[What the task requires] Write out each line exactly as given. Leave the pictures out of your copy.

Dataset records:
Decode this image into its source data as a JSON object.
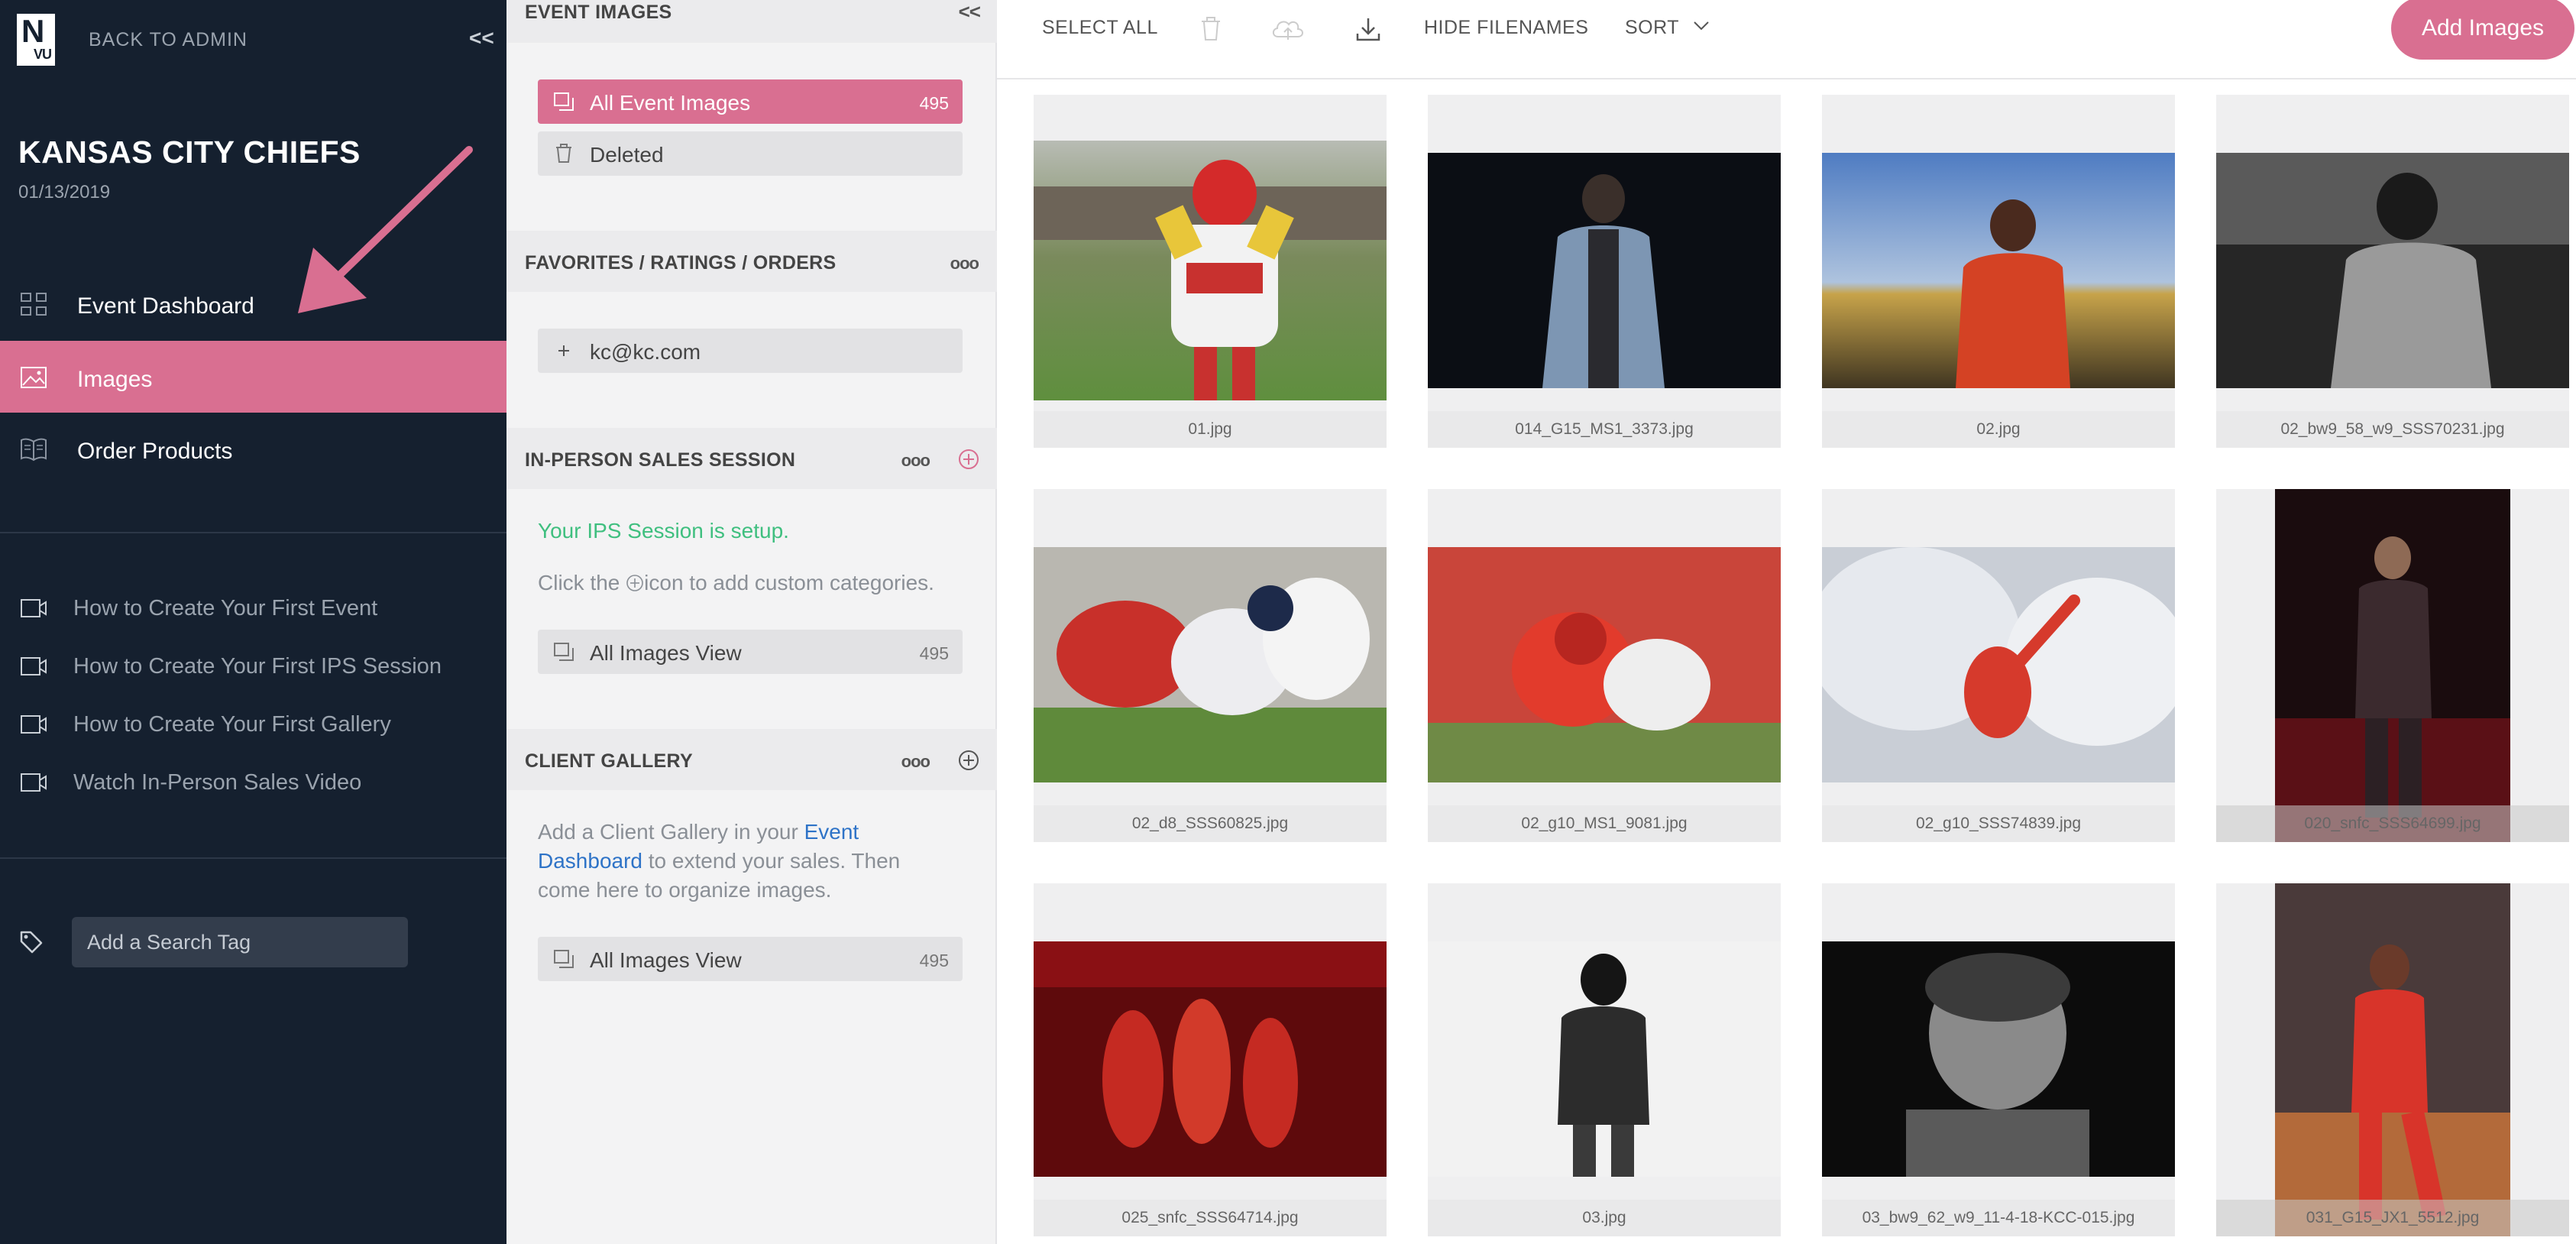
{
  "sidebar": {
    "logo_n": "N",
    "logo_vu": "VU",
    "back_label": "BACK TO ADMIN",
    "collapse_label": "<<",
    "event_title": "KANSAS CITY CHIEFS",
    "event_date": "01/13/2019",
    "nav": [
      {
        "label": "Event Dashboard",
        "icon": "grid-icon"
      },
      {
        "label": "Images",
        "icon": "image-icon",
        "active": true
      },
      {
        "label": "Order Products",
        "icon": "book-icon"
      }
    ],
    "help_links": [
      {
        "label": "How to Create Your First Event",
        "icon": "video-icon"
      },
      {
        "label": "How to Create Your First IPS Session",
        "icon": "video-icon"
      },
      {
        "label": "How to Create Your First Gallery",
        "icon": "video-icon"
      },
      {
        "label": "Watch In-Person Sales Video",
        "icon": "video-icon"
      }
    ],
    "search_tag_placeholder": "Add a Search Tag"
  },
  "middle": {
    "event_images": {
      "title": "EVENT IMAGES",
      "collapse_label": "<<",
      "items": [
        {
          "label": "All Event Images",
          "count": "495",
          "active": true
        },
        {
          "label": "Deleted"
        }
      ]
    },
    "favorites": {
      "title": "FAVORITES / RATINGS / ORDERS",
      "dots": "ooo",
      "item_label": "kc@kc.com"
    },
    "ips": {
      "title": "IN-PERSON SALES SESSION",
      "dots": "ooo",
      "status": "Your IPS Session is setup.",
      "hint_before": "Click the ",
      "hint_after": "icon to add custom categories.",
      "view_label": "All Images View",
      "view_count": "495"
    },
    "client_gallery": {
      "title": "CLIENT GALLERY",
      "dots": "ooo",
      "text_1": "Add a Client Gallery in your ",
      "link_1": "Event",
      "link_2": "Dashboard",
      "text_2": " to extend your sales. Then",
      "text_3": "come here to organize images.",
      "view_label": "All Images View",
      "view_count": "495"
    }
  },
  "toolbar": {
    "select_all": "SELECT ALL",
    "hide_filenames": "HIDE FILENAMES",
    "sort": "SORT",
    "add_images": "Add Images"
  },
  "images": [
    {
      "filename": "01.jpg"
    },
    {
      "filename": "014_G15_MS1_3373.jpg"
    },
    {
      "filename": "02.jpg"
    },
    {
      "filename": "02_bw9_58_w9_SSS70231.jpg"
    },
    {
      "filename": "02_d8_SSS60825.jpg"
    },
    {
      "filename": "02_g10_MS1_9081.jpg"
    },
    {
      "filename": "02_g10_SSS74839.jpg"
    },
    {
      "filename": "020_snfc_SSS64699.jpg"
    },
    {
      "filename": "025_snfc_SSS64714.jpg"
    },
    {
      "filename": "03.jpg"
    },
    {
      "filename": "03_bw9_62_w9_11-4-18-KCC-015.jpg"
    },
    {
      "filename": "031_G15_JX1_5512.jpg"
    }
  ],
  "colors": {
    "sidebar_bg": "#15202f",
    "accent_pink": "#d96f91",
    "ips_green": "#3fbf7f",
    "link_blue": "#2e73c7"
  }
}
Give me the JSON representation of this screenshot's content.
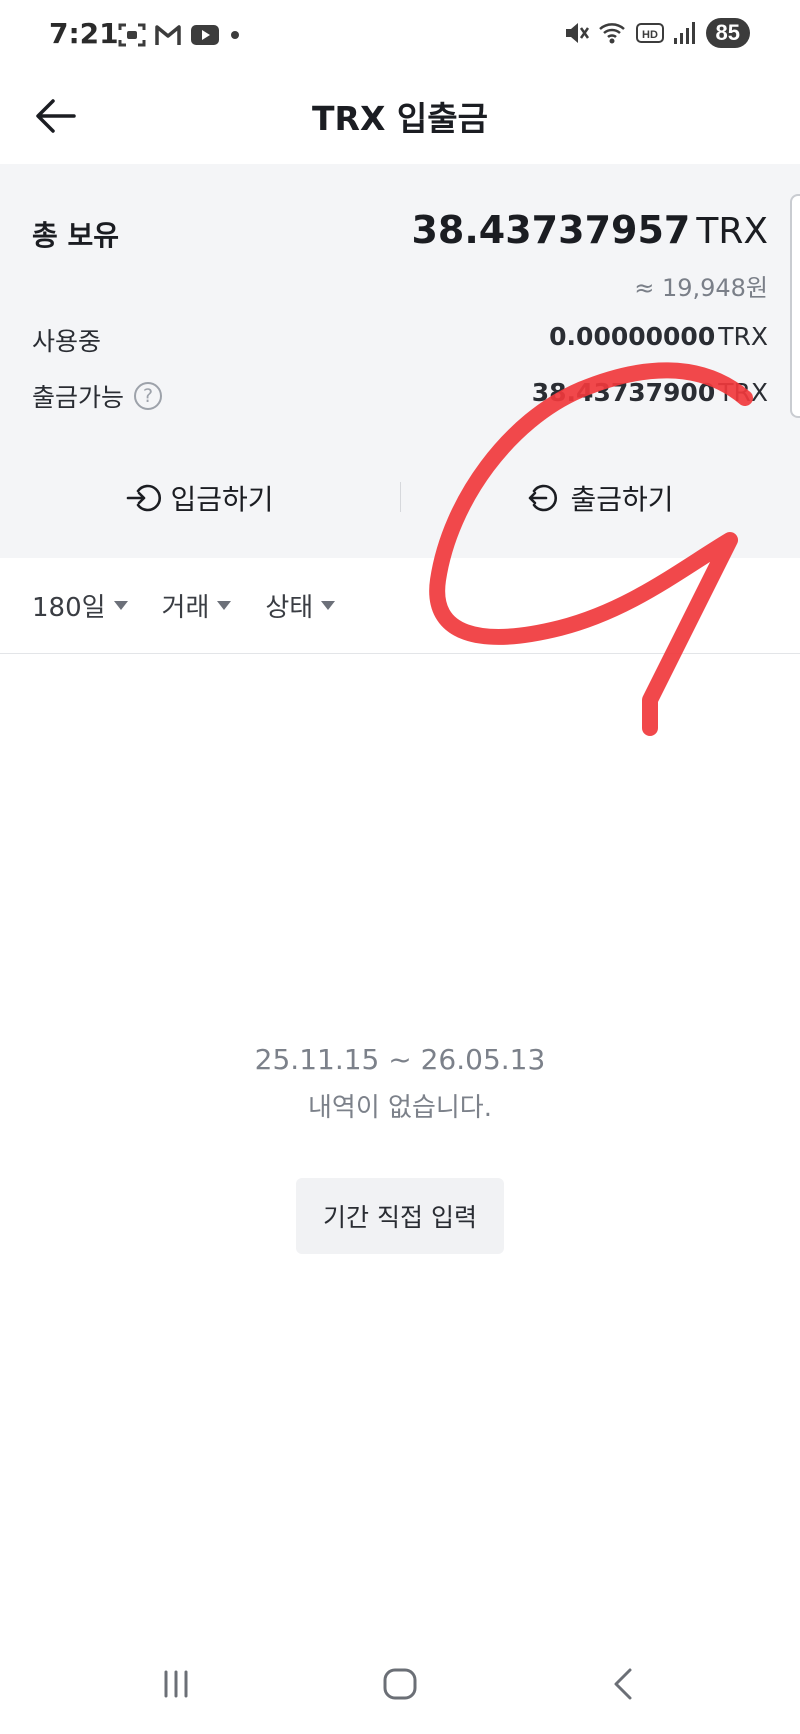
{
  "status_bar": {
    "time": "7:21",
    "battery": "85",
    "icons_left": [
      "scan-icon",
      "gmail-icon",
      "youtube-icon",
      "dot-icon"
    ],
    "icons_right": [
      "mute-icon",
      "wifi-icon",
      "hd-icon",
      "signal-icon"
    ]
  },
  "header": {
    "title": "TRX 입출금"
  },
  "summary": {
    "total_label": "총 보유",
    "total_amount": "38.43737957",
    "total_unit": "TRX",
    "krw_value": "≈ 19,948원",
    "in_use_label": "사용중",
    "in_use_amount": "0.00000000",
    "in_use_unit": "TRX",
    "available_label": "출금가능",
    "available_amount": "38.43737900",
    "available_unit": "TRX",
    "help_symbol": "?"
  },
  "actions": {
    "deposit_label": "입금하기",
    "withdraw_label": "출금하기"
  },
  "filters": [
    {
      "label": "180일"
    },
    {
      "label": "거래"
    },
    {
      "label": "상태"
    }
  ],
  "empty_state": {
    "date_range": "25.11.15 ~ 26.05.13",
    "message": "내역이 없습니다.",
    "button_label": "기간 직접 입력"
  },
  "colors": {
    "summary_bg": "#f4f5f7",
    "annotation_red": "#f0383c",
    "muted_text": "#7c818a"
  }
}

[Problem solution]
Decode this image into its source data as a JSON object.
{
  "sidebar": {
    "logo_n": "N",
    "logo_vu": "VU",
    "back_label": "BACK TO ADMIN",
    "collapse_label": "<<",
    "event_title": "KANSAS CITY CHIEFS",
    "event_date": "01/13/2019",
    "nav": [
      {
        "label": "Event Dashboard",
        "icon": "grid-icon"
      },
      {
        "label": "Images",
        "icon": "image-icon",
        "active": true
      },
      {
        "label": "Order Products",
        "icon": "book-icon"
      }
    ],
    "help_links": [
      {
        "label": "How to Create Your First Event",
        "icon": "video-icon"
      },
      {
        "label": "How to Create Your First IPS Session",
        "icon": "video-icon"
      },
      {
        "label": "How to Create Your First Gallery",
        "icon": "video-icon"
      },
      {
        "label": "Watch In-Person Sales Video",
        "icon": "video-icon"
      }
    ],
    "search_tag_placeholder": "Add a Search Tag"
  },
  "middle": {
    "event_images": {
      "title": "EVENT IMAGES",
      "collapse_label": "<<",
      "items": [
        {
          "label": "All Event Images",
          "count": "495",
          "active": true
        },
        {
          "label": "Deleted"
        }
      ]
    },
    "favorites": {
      "title": "FAVORITES / RATINGS / ORDERS",
      "dots": "ooo",
      "item_label": "kc@kc.com"
    },
    "ips": {
      "title": "IN-PERSON SALES SESSION",
      "dots": "ooo",
      "status": "Your IPS Session is setup.",
      "hint_before": "Click the ",
      "hint_after": "icon to add custom categories.",
      "view_label": "All Images View",
      "view_count": "495"
    },
    "client_gallery": {
      "title": "CLIENT GALLERY",
      "dots": "ooo",
      "text_1": "Add a Client Gallery in your ",
      "link_1": "Event",
      "link_2": "Dashboard",
      "text_2": " to extend your sales. Then",
      "text_3": "come here to organize images.",
      "view_label": "All Images View",
      "view_count": "495"
    }
  },
  "toolbar": {
    "select_all": "SELECT ALL",
    "hide_filenames": "HIDE FILENAMES",
    "sort": "SORT",
    "add_images": "Add Images"
  },
  "images": [
    {
      "filename": "01.jpg"
    },
    {
      "filename": "014_G15_MS1_3373.jpg"
    },
    {
      "filename": "02.jpg"
    },
    {
      "filename": "02_bw9_58_w9_SSS70231.jpg"
    },
    {
      "filename": "02_d8_SSS60825.jpg"
    },
    {
      "filename": "02_g10_MS1_9081.jpg"
    },
    {
      "filename": "02_g10_SSS74839.jpg"
    },
    {
      "filename": "020_snfc_SSS64699.jpg"
    },
    {
      "filename": "025_snfc_SSS64714.jpg"
    },
    {
      "filename": "03.jpg"
    },
    {
      "filename": "03_bw9_62_w9_11-4-18-KCC-015.jpg"
    },
    {
      "filename": "031_G15_JX1_5512.jpg"
    }
  ],
  "colors": {
    "sidebar_bg": "#15202f",
    "accent_pink": "#d96f91",
    "ips_green": "#3fbf7f",
    "link_blue": "#2e73c7"
  }
}
Give me the JSON representation of this screenshot's content.
{
  "status_bar": {
    "time": "7:21",
    "battery": "85",
    "icons_left": [
      "scan-icon",
      "gmail-icon",
      "youtube-icon",
      "dot-icon"
    ],
    "icons_right": [
      "mute-icon",
      "wifi-icon",
      "hd-icon",
      "signal-icon"
    ]
  },
  "header": {
    "title": "TRX 입출금"
  },
  "summary": {
    "total_label": "총 보유",
    "total_amount": "38.43737957",
    "total_unit": "TRX",
    "krw_value": "≈ 19,948원",
    "in_use_label": "사용중",
    "in_use_amount": "0.00000000",
    "in_use_unit": "TRX",
    "available_label": "출금가능",
    "available_amount": "38.43737900",
    "available_unit": "TRX",
    "help_symbol": "?"
  },
  "actions": {
    "deposit_label": "입금하기",
    "withdraw_label": "출금하기"
  },
  "filters": [
    {
      "label": "180일"
    },
    {
      "label": "거래"
    },
    {
      "label": "상태"
    }
  ],
  "empty_state": {
    "date_range": "25.11.15 ~ 26.05.13",
    "message": "내역이 없습니다.",
    "button_label": "기간 직접 입력"
  },
  "colors": {
    "summary_bg": "#f4f5f7",
    "annotation_red": "#f0383c",
    "muted_text": "#7c818a"
  }
}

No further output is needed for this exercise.